TASK PROMPT: Write each line out exactly, leaving none out.

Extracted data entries
-------
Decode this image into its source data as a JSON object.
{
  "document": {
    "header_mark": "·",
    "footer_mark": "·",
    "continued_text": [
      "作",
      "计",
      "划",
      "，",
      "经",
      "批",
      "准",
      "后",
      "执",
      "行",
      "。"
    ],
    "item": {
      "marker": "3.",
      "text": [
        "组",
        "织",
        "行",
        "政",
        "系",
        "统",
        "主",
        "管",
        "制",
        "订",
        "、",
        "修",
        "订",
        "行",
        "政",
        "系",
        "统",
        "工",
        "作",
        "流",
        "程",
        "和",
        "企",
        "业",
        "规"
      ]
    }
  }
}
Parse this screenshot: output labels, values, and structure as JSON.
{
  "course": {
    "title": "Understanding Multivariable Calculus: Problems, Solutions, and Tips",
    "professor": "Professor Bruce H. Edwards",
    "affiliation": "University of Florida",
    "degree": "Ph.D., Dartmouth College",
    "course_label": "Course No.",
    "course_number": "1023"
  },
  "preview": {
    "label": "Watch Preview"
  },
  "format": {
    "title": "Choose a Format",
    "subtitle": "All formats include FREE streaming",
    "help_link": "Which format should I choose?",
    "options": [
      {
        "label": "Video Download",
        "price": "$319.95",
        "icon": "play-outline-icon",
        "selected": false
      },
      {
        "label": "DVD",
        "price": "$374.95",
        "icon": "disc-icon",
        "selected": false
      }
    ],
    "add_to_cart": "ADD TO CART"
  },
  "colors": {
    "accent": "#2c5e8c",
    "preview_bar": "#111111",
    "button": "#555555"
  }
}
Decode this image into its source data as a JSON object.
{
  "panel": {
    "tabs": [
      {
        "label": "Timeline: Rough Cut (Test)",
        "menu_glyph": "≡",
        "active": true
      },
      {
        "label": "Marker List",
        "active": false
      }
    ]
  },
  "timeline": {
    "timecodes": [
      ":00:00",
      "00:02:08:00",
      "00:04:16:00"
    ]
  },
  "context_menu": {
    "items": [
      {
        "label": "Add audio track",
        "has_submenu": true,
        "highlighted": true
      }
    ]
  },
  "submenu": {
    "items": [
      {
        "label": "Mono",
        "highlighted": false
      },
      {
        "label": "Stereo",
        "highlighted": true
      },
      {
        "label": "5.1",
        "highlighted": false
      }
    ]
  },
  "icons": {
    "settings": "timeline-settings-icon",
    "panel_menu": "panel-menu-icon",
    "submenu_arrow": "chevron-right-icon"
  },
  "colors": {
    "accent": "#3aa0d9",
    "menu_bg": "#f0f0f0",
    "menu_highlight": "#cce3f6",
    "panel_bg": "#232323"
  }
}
-------
EXERCISE RESULT:
Decode this image into its source data as a JSON object.
{
  "document": {
    "header_mark": "·",
    "footer_mark": "·",
    "continued_text": [
      "作",
      "计",
      "划",
      "，",
      "经",
      "批",
      "准",
      "后",
      "执",
      "行",
      "。"
    ],
    "item": {
      "marker": "3.",
      "text": [
        "组",
        "织",
        "行",
        "政",
        "系",
        "统",
        "主",
        "管",
        "制",
        "订",
        "、",
        "修",
        "订",
        "行",
        "政",
        "系",
        "统",
        "工",
        "作",
        "流",
        "程",
        "和",
        "企",
        "业",
        "规"
      ]
    }
  }
}
Parse this screenshot: output labels, values, and structure as JSON.
{
  "course": {
    "title": "Understanding Multivariable Calculus: Problems, Solutions, and Tips",
    "professor": "Professor Bruce H. Edwards",
    "affiliation": "University of Florida",
    "degree": "Ph.D., Dartmouth College",
    "course_label": "Course No.",
    "course_number": "1023"
  },
  "preview": {
    "label": "Watch Preview"
  },
  "format": {
    "title": "Choose a Format",
    "subtitle": "All formats include FREE streaming",
    "help_link": "Which format should I choose?",
    "options": [
      {
        "label": "Video Download",
        "price": "$319.95",
        "icon": "play-outline-icon",
        "selected": false
      },
      {
        "label": "DVD",
        "price": "$374.95",
        "icon": "disc-icon",
        "selected": false
      }
    ],
    "add_to_cart": "ADD TO CART"
  },
  "colors": {
    "accent": "#2c5e8c",
    "preview_bar": "#111111",
    "button": "#555555"
  }
}
Decode this image into its source data as a JSON object.
{
  "panel": {
    "tabs": [
      {
        "label": "Timeline: Rough Cut (Test)",
        "menu_glyph": "≡",
        "active": true
      },
      {
        "label": "Marker List",
        "active": false
      }
    ]
  },
  "timeline": {
    "timecodes": [
      ":00:00",
      "00:02:08:00",
      "00:04:16:00"
    ]
  },
  "context_menu": {
    "items": [
      {
        "label": "Add audio track",
        "has_submenu": true,
        "highlighted": true
      }
    ]
  },
  "submenu": {
    "items": [
      {
        "label": "Mono",
        "highlighted": false
      },
      {
        "label": "Stereo",
        "highlighted": true
      },
      {
        "label": "5.1",
        "highlighted": false
      }
    ]
  },
  "icons": {
    "settings": "timeline-settings-icon",
    "panel_menu": "panel-menu-icon",
    "submenu_arrow": "chevron-right-icon"
  },
  "colors": {
    "accent": "#3aa0d9",
    "menu_bg": "#f0f0f0",
    "menu_highlight": "#cce3f6",
    "panel_bg": "#232323"
  }
}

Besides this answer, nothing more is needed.